§ **EXERCISE A**
According to the ILoRAAdapter<T> interface documentation, what is the actual LoRA contribution scaled by?
§ **EXERCISE B**
Continue the ILoRAAdapter<T> interface documentation from its last line.
(TEXT FOR ANALYSIS Opens)
Interface ILoRAAdapter<T>
- Namespace
- AiDotNet.Interfaces
- Assembly
- AiDotNet.dll
Interface for LoRA (Low-Rank Adaptation) adapters that wrap existing layers with parameter-efficient adaptations.
public interface ILoRAAdapter<T> : ILayer<T>, IJitCompilable<T>, IDiagnosticsProvider, IWeightLoadable<T>
Type Parameters
TThe numeric type used for calculations, typically float or double.
- Inherited Members
Remarks
LoRA adapters enable efficient fine-tuning of neural networks by learning low-rank decompositions of weight updates instead of modifying all weights directly. This interface defines the contract for all LoRA adapter implementations across different layer types.
For Beginners: A LoRA adapter wraps an existing layer (like a dense or convolutional layer) and adds a small "correction layer" that learns what adjustments are needed. This is much more memory-efficient than retraining all the weights in a large model.
Think of it like:
- The base layer has the original knowledge (frozen or trainable)
- The LoRA layer learns a small correction
- The final output combines both: original + correction
This allows you to adapt large pre-trained models with 100x fewer trainable parameters!
Properties
Alpha
Gets the scaling factor (alpha) for the LoRA adaptation.
double Alpha { get; }
Property Value
Remarks
Alpha controls how strongly the LoRA adaptation affects the output. The actual LoRA contribution is scaled by alpha/rank. Common practice: alpha = rank (scaling factor of 1.0)
(TEXT FOR ANALYSIS Closes)
(SUPPLIED ENTRIES Opens)
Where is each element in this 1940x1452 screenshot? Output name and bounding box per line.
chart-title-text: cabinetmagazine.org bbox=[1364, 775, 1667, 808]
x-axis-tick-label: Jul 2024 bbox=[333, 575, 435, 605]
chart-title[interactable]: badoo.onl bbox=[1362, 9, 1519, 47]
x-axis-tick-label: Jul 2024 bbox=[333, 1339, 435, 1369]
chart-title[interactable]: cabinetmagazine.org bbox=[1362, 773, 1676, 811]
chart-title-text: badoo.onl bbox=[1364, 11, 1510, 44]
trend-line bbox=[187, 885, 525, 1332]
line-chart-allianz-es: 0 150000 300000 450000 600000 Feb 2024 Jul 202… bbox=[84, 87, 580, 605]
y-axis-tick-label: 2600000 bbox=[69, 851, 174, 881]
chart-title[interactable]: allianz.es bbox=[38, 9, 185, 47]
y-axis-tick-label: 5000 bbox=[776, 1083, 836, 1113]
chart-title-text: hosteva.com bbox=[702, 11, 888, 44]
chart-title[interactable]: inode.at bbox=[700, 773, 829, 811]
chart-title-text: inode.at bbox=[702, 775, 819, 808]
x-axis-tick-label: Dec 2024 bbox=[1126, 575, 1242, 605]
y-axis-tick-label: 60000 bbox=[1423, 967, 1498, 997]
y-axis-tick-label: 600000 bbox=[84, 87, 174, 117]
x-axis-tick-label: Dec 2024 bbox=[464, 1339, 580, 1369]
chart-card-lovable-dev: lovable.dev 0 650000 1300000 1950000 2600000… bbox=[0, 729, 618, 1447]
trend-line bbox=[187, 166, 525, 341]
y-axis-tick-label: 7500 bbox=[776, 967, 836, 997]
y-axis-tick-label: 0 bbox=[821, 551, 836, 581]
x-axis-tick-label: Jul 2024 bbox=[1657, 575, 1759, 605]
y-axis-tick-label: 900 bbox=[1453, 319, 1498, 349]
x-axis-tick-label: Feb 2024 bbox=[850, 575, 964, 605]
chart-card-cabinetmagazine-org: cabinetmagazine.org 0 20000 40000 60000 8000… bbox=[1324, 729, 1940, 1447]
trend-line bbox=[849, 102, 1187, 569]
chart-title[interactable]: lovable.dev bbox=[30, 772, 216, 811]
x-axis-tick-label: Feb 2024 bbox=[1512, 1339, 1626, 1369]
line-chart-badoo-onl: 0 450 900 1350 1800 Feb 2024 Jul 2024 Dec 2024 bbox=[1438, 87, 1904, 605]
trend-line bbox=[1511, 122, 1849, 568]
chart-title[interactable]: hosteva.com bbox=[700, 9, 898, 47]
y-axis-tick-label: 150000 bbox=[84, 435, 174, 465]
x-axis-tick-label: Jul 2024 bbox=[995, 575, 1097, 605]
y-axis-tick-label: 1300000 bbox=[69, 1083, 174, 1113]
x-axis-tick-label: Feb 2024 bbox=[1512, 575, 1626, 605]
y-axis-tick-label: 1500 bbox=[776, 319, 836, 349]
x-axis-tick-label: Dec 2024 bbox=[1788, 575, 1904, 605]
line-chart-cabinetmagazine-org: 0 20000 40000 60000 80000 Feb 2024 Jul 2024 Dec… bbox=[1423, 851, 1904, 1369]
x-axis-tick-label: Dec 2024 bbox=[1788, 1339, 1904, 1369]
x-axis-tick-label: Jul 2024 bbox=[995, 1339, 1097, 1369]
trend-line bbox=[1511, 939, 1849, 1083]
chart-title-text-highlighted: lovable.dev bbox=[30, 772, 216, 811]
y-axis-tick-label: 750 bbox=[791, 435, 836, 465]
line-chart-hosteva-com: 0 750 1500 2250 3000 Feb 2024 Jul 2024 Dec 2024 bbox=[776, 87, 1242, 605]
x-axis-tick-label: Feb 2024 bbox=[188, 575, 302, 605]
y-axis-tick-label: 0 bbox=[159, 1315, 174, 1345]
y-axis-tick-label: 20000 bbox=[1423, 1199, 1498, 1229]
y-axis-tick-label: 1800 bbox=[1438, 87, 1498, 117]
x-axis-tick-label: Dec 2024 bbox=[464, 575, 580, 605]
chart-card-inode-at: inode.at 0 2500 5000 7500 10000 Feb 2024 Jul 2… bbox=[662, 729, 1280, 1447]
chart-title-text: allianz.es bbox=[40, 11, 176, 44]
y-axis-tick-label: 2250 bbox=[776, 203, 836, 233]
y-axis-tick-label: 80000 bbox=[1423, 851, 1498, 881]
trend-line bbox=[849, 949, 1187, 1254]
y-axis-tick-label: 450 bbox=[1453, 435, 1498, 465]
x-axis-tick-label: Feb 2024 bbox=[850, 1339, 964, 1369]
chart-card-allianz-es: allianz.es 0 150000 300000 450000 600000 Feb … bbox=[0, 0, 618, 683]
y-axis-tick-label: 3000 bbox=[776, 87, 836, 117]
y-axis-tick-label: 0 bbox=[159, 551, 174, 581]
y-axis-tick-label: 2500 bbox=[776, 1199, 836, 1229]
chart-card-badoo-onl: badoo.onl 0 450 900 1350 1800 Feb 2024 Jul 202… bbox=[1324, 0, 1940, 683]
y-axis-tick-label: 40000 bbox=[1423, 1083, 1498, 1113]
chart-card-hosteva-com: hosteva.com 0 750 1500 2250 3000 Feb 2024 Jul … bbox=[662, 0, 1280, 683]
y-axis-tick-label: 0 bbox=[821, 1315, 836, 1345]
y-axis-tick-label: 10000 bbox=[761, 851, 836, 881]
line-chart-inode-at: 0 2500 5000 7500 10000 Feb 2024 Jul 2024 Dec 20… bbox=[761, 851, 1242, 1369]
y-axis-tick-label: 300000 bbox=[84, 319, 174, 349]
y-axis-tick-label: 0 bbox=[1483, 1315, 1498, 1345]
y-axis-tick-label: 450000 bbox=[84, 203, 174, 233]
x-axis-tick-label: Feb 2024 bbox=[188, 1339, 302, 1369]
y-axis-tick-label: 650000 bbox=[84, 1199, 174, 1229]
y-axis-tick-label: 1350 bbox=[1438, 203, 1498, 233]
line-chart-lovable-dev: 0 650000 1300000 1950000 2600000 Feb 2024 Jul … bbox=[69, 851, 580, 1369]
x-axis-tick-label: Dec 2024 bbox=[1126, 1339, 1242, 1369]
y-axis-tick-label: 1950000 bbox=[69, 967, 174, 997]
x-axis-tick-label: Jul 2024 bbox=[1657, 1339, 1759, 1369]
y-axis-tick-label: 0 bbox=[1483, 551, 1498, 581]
(SUPPLIED ENTRIES Closes)
§ **OUTPUT A**
The actual LoRA contribution is scaled by alpha/rank.

§ **OUTPUT B**
BaseLayer
Gets the base layer being adapted with LoRA.
ILayer<T> BaseLayer { get; }
Property Value
- ILayer<T>
Remarks
This is the original layer that's being enhanced with LoRA adaptations. It may be frozen (non-trainable) during fine-tuning for maximum efficiency.
IsBaseLayerFrozen
Gets whether the base layer's parameters are frozen during training.
bool IsBaseLayerFrozen { get; }
Property Value
Remarks
When true, only the LoRA parameters are trained, dramatically reducing memory requirements and training time. This is the typical use case for LoRA.
LoRALayer
Gets the LoRA layer providing the low-rank adaptation.
LoRALayer<T> LoRALayer { get; }
Property Value
- LoRALayer<T>
Remarks
This layer implements the low-rank decomposition (A and B matrices) that provides the adaptation to the base layer's behavior.
Rank
Gets the rank of the low-rank decomposition.
int Rank { get; }
Property Value
Remarks
The rank determines how many parameters the LoRA adaptation uses. Lower rank = fewer parameters = more efficient but less flexible.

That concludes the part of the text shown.